Extract each line containing the string "尾巴细细".

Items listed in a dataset
════════════════

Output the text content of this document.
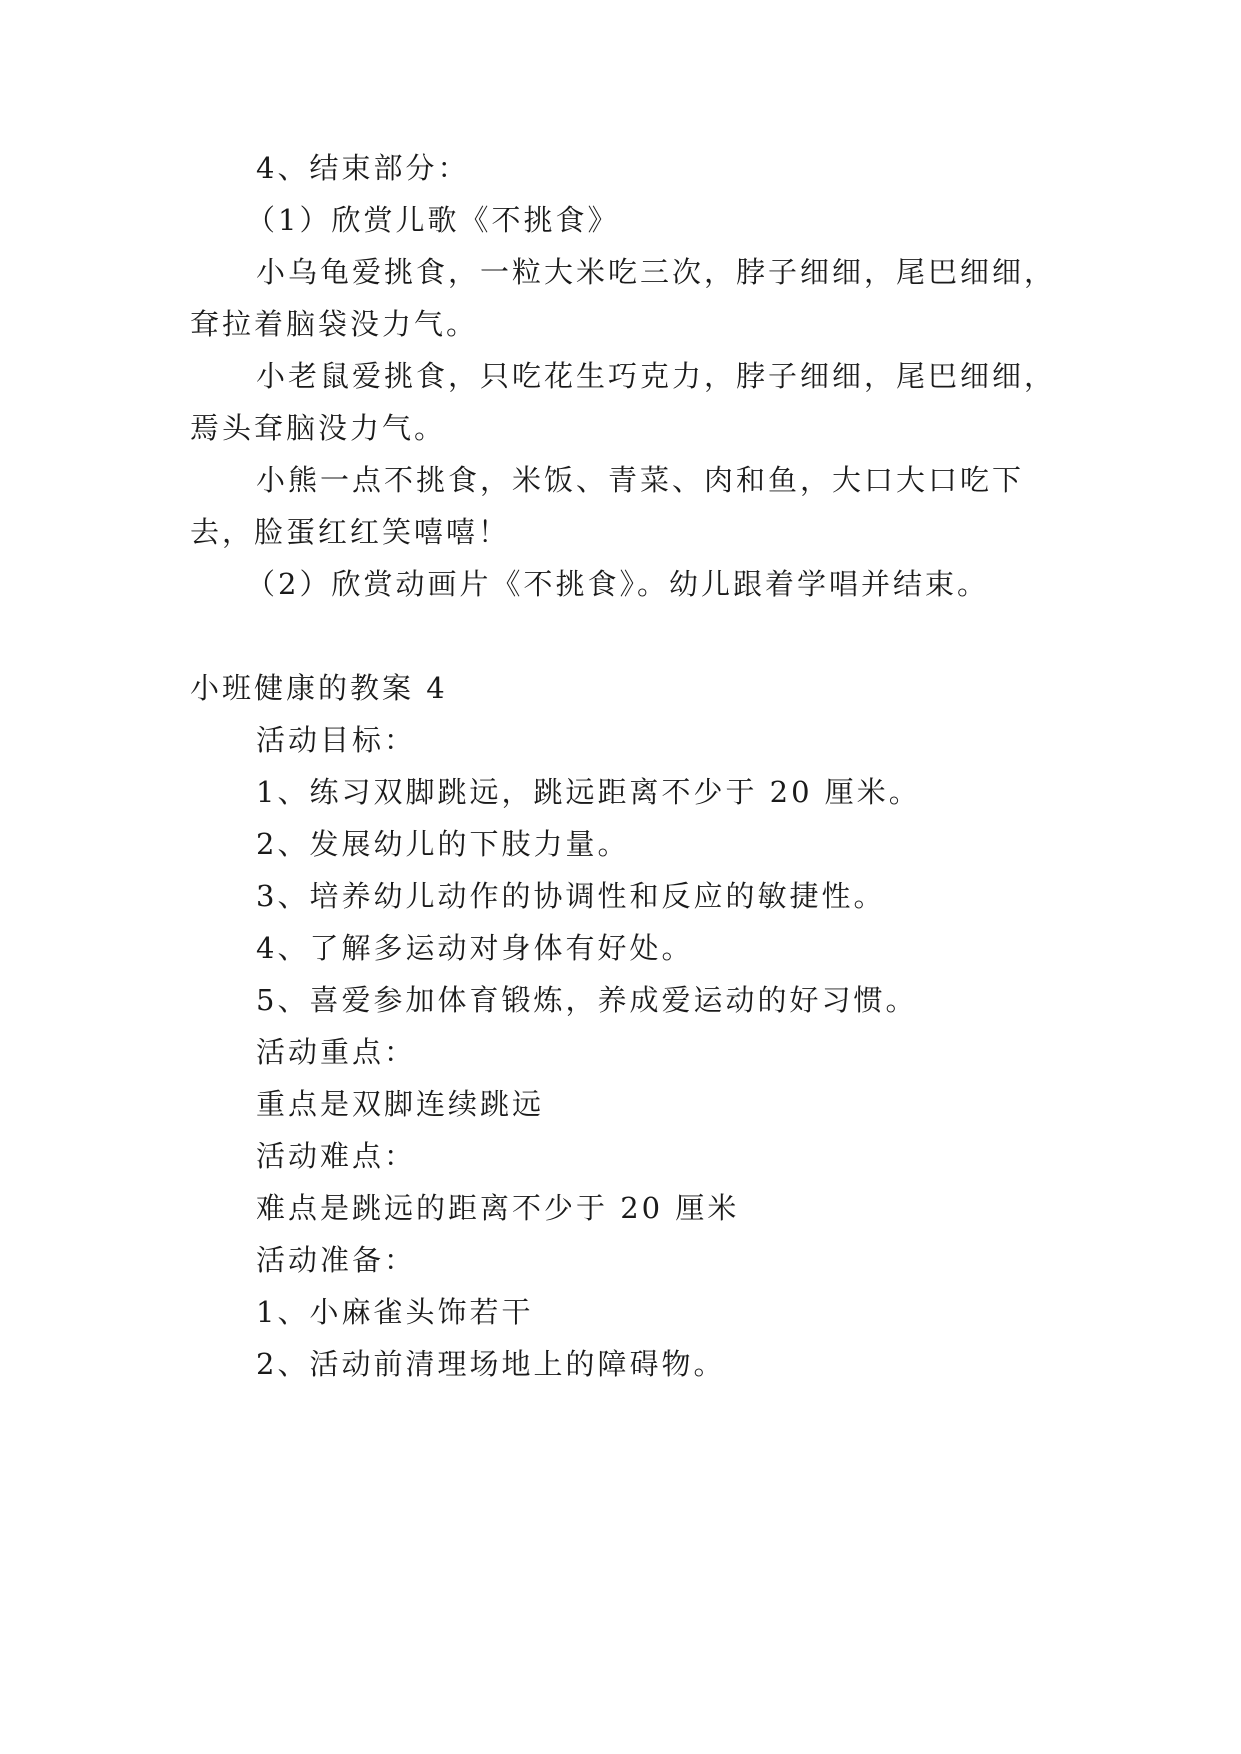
4、结束部分：
（1）欣赏儿歌《不挑食》
小乌龟爱挑食，一粒大米吃三次，脖子细细，尾巴细细，
耷拉着脑袋没力气。
小老鼠爱挑食，只吃花生巧克力，脖子细细，尾巴细细，
焉头耷脑没力气。
小熊一点不挑食，米饭、青菜、肉和鱼，大口大口吃下
去，脸蛋红红笑嘻嘻！
（2）欣赏动画片《不挑食》。幼儿跟着学唱并结束。
小班健康的教案 4
活动目标：
1、练习双脚跳远，跳远距离不少于 20 厘米。
2、发展幼儿的下肢力量。
3、培养幼儿动作的协调性和反应的敏捷性。
4、了解多运动对身体有好处。
5、喜爱参加体育锻炼，养成爱运动的好习惯。
活动重点：
重点是双脚连续跳远
活动难点：
难点是跳远的距离不少于 20 厘米
活动准备：
1、小麻雀头饰若干
2、活动前清理场地上的障碍物。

════════════════

**REPLY TO THE TASK**
小乌龟爱挑食，一粒大米吃三次，脖子细细，尾巴细细，
小老鼠爱挑食，只吃花生巧克力，脖子细细，尾巴细细，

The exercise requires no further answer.